* _DIRECTIONS_
Output the material below in its entirety, exactly as given.
--- SUPPLIED MATERIAL ---
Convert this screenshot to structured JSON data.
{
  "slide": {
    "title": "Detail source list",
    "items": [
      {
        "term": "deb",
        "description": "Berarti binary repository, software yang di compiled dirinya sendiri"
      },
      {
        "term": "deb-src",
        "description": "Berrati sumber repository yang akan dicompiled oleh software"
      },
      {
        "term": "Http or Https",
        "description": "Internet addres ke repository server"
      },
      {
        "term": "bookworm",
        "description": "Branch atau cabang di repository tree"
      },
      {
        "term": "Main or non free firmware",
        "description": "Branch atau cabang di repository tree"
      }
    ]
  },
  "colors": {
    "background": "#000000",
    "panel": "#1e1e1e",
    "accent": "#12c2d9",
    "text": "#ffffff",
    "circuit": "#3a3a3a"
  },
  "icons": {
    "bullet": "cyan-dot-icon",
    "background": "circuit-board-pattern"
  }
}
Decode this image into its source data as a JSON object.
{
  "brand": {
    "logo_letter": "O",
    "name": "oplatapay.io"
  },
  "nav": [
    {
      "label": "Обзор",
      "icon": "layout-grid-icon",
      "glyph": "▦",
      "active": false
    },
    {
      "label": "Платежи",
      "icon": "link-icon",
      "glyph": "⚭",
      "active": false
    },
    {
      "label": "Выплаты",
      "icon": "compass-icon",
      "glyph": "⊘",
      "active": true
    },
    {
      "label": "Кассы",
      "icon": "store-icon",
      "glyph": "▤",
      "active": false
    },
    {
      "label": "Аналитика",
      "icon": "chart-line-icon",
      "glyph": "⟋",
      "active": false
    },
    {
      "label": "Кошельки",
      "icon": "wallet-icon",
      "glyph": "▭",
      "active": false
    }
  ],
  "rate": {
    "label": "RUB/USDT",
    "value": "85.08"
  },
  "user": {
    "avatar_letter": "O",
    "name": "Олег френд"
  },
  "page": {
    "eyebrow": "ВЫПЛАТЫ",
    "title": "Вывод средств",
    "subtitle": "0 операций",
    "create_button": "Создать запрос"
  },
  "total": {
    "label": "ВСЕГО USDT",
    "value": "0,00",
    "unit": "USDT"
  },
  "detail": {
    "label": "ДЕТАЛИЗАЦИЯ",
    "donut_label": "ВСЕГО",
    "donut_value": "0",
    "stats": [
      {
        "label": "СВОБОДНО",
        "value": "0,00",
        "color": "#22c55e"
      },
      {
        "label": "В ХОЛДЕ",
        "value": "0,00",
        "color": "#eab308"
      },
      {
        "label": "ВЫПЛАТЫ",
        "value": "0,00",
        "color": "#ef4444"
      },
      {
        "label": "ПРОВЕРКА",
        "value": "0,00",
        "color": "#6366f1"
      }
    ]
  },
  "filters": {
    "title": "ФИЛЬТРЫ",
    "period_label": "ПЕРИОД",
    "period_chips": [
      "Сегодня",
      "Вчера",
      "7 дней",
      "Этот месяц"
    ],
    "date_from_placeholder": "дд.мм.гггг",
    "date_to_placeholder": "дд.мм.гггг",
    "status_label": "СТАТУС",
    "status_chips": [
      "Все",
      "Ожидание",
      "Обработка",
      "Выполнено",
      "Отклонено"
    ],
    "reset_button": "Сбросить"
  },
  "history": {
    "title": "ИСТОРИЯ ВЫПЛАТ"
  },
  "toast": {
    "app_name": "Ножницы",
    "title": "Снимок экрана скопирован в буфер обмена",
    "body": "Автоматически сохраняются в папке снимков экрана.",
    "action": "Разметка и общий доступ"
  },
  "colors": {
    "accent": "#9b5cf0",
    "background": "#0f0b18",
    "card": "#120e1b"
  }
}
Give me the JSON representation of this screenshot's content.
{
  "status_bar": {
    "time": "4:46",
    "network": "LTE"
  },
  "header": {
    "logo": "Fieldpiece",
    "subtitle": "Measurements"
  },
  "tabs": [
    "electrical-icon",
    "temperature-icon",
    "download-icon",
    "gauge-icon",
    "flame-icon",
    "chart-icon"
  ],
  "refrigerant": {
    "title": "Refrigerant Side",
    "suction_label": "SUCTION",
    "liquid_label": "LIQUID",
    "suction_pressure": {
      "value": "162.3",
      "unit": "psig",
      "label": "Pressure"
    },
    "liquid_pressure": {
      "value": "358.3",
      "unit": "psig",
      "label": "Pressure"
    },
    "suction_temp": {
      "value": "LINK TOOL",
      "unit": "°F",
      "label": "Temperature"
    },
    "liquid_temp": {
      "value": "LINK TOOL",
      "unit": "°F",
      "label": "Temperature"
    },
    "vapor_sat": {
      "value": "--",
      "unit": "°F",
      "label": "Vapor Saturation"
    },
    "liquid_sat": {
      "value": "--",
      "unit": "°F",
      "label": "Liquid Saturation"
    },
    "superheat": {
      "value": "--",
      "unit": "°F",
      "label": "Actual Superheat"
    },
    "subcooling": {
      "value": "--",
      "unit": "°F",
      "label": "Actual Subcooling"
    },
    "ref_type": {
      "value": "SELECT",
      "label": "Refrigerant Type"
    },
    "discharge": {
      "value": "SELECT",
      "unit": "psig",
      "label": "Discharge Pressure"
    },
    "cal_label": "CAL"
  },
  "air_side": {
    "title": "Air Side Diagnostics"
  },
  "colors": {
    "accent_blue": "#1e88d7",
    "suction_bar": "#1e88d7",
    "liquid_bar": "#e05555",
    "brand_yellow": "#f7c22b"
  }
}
---
* _RESPONSE_
Convert this screenshot to structured JSON data.
{
  "slide": {
    "title": "Detail source list",
    "items": [
      {
        "term": "deb",
        "description": "Berarti binary repository, software yang di compiled dirinya sendiri"
      },
      {
        "term": "deb-src",
        "description": "Berrati sumber repository yang akan dicompiled oleh software"
      },
      {
        "term": "Http or Https",
        "description": "Internet addres ke repository server"
      },
      {
        "term": "bookworm",
        "description": "Branch atau cabang di repository tree"
      },
      {
        "term": "Main or non free firmware",
        "description": "Branch atau cabang di repository tree"
      }
    ]
  },
  "colors": {
    "background": "#000000",
    "panel": "#1e1e1e",
    "accent": "#12c2d9",
    "text": "#ffffff",
    "circuit": "#3a3a3a"
  },
  "icons": {
    "bullet": "cyan-dot-icon",
    "background": "circuit-board-pattern"
  }
}
Decode this image into its source data as a JSON object.
{
  "brand": {
    "logo_letter": "O",
    "name": "oplatapay.io"
  },
  "nav": [
    {
      "label": "Обзор",
      "icon": "layout-grid-icon",
      "glyph": "▦",
      "active": false
    },
    {
      "label": "Платежи",
      "icon": "link-icon",
      "glyph": "⚭",
      "active": false
    },
    {
      "label": "Выплаты",
      "icon": "compass-icon",
      "glyph": "⊘",
      "active": true
    },
    {
      "label": "Кассы",
      "icon": "store-icon",
      "glyph": "▤",
      "active": false
    },
    {
      "label": "Аналитика",
      "icon": "chart-line-icon",
      "glyph": "⟋",
      "active": false
    },
    {
      "label": "Кошельки",
      "icon": "wallet-icon",
      "glyph": "▭",
      "active": false
    }
  ],
  "rate": {
    "label": "RUB/USDT",
    "value": "85.08"
  },
  "user": {
    "avatar_letter": "O",
    "name": "Олег френд"
  },
  "page": {
    "eyebrow": "ВЫПЛАТЫ",
    "title": "Вывод средств",
    "subtitle": "0 операций",
    "create_button": "Создать запрос"
  },
  "total": {
    "label": "ВСЕГО USDT",
    "value": "0,00",
    "unit": "USDT"
  },
  "detail": {
    "label": "ДЕТАЛИЗАЦИЯ",
    "donut_label": "ВСЕГО",
    "donut_value": "0",
    "stats": [
      {
        "label": "СВОБОДНО",
        "value": "0,00",
        "color": "#22c55e"
      },
      {
        "label": "В ХОЛДЕ",
        "value": "0,00",
        "color": "#eab308"
      },
      {
        "label": "ВЫПЛАТЫ",
        "value": "0,00",
        "color": "#ef4444"
      },
      {
        "label": "ПРОВЕРКА",
        "value": "0,00",
        "color": "#6366f1"
      }
    ]
  },
  "filters": {
    "title": "ФИЛЬТРЫ",
    "period_label": "ПЕРИОД",
    "period_chips": [
      "Сегодня",
      "Вчера",
      "7 дней",
      "Этот месяц"
    ],
    "date_from_placeholder": "дд.мм.гггг",
    "date_to_placeholder": "дд.мм.гггг",
    "status_label": "СТАТУС",
    "status_chips": [
      "Все",
      "Ожидание",
      "Обработка",
      "Выполнено",
      "Отклонено"
    ],
    "reset_button": "Сбросить"
  },
  "history": {
    "title": "ИСТОРИЯ ВЫПЛАТ"
  },
  "toast": {
    "app_name": "Ножницы",
    "title": "Снимок экрана скопирован в буфер обмена",
    "body": "Автоматически сохраняются в папке снимков экрана.",
    "action": "Разметка и общий доступ"
  },
  "colors": {
    "accent": "#9b5cf0",
    "background": "#0f0b18",
    "card": "#120e1b"
  }
}
Give me the JSON representation of this screenshot's content.
{
  "status_bar": {
    "time": "4:46",
    "network": "LTE"
  },
  "header": {
    "logo": "Fieldpiece",
    "subtitle": "Measurements"
  },
  "tabs": [
    "electrical-icon",
    "temperature-icon",
    "download-icon",
    "gauge-icon",
    "flame-icon",
    "chart-icon"
  ],
  "refrigerant": {
    "title": "Refrigerant Side",
    "suction_label": "SUCTION",
    "liquid_label": "LIQUID",
    "suction_pressure": {
      "value": "162.3",
      "unit": "psig",
      "label": "Pressure"
    },
    "liquid_pressure": {
      "value": "358.3",
      "unit": "psig",
      "label": "Pressure"
    },
    "suction_temp": {
      "value": "LINK TOOL",
      "unit": "°F",
      "label": "Temperature"
    },
    "liquid_temp": {
      "value": "LINK TOOL",
      "unit": "°F",
      "label": "Temperature"
    },
    "vapor_sat": {
      "value": "--",
      "unit": "°F",
      "label": "Vapor Saturation"
    },
    "liquid_sat": {
      "value": "--",
      "unit": "°F",
      "label": "Liquid Saturation"
    },
    "superheat": {
      "value": "--",
      "unit": "°F",
      "label": "Actual Superheat"
    },
    "subcooling": {
      "value": "--",
      "unit": "°F",
      "label": "Actual Subcooling"
    },
    "ref_type": {
      "value": "SELECT",
      "label": "Refrigerant Type"
    },
    "discharge": {
      "value": "SELECT",
      "unit": "psig",
      "label": "Discharge Pressure"
    },
    "cal_label": "CAL"
  },
  "air_side": {
    "title": "Air Side Diagnostics"
  },
  "colors": {
    "accent_blue": "#1e88d7",
    "suction_bar": "#1e88d7",
    "liquid_bar": "#e05555",
    "brand_yellow": "#f7c22b"
  }
}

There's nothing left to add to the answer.